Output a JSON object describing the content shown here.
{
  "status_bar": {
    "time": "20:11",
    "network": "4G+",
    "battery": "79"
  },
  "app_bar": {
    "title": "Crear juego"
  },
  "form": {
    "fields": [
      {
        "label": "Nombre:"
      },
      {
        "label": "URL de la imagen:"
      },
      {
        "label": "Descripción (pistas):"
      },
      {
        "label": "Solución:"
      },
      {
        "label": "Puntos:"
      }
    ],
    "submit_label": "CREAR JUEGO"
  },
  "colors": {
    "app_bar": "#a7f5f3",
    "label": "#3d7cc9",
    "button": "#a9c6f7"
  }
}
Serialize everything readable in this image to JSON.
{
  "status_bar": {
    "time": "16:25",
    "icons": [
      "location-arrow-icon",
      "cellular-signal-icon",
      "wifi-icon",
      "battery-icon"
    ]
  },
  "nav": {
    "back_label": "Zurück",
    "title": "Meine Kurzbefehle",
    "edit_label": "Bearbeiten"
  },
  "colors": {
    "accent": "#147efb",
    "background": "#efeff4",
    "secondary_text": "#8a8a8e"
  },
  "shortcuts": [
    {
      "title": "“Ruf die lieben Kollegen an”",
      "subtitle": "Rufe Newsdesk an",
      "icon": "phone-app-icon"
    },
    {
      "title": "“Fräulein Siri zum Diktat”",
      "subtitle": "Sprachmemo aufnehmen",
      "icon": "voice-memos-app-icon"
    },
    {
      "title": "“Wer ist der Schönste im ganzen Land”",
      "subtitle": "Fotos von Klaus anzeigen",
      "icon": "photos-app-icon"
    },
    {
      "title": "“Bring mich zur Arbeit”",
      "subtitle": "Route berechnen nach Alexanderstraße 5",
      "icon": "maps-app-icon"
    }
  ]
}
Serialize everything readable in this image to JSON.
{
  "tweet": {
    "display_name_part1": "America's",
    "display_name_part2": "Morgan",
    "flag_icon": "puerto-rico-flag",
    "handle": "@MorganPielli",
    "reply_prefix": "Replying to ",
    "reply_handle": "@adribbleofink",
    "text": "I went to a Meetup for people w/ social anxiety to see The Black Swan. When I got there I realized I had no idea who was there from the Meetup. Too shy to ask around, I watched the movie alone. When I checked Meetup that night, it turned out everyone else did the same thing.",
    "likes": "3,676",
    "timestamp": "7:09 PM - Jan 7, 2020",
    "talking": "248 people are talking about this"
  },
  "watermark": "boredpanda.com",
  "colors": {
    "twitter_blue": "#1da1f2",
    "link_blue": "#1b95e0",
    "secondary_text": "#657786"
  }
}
* * *
## Task
Reproduce all the records precisely.

## Answer for this exercise
Output a JSON object describing the content shown here.
{
  "status_bar": {
    "time": "20:11",
    "network": "4G+",
    "battery": "79"
  },
  "app_bar": {
    "title": "Crear juego"
  },
  "form": {
    "fields": [
      {
        "label": "Nombre:"
      },
      {
        "label": "URL de la imagen:"
      },
      {
        "label": "Descripción (pistas):"
      },
      {
        "label": "Solución:"
      },
      {
        "label": "Puntos:"
      }
    ],
    "submit_label": "CREAR JUEGO"
  },
  "colors": {
    "app_bar": "#a7f5f3",
    "label": "#3d7cc9",
    "button": "#a9c6f7"
  }
}
Serialize everything readable in this image to JSON.
{
  "status_bar": {
    "time": "16:25",
    "icons": [
      "location-arrow-icon",
      "cellular-signal-icon",
      "wifi-icon",
      "battery-icon"
    ]
  },
  "nav": {
    "back_label": "Zurück",
    "title": "Meine Kurzbefehle",
    "edit_label": "Bearbeiten"
  },
  "colors": {
    "accent": "#147efb",
    "background": "#efeff4",
    "secondary_text": "#8a8a8e"
  },
  "shortcuts": [
    {
      "title": "“Ruf die lieben Kollegen an”",
      "subtitle": "Rufe Newsdesk an",
      "icon": "phone-app-icon"
    },
    {
      "title": "“Fräulein Siri zum Diktat”",
      "subtitle": "Sprachmemo aufnehmen",
      "icon": "voice-memos-app-icon"
    },
    {
      "title": "“Wer ist der Schönste im ganzen Land”",
      "subtitle": "Fotos von Klaus anzeigen",
      "icon": "photos-app-icon"
    },
    {
      "title": "“Bring mich zur Arbeit”",
      "subtitle": "Route berechnen nach Alexanderstraße 5",
      "icon": "maps-app-icon"
    }
  ]
}
Serialize everything readable in this image to JSON.
{
  "tweet": {
    "display_name_part1": "America's",
    "display_name_part2": "Morgan",
    "flag_icon": "puerto-rico-flag",
    "handle": "@MorganPielli",
    "reply_prefix": "Replying to ",
    "reply_handle": "@adribbleofink",
    "text": "I went to a Meetup for people w/ social anxiety to see The Black Swan. When I got there I realized I had no idea who was there from the Meetup. Too shy to ask around, I watched the movie alone. When I checked Meetup that night, it turned out everyone else did the same thing.",
    "likes": "3,676",
    "timestamp": "7:09 PM - Jan 7, 2020",
    "talking": "248 people are talking about this"
  },
  "watermark": "boredpanda.com",
  "colors": {
    "twitter_blue": "#1da1f2",
    "link_blue": "#1b95e0",
    "secondary_text": "#657786"
  }
}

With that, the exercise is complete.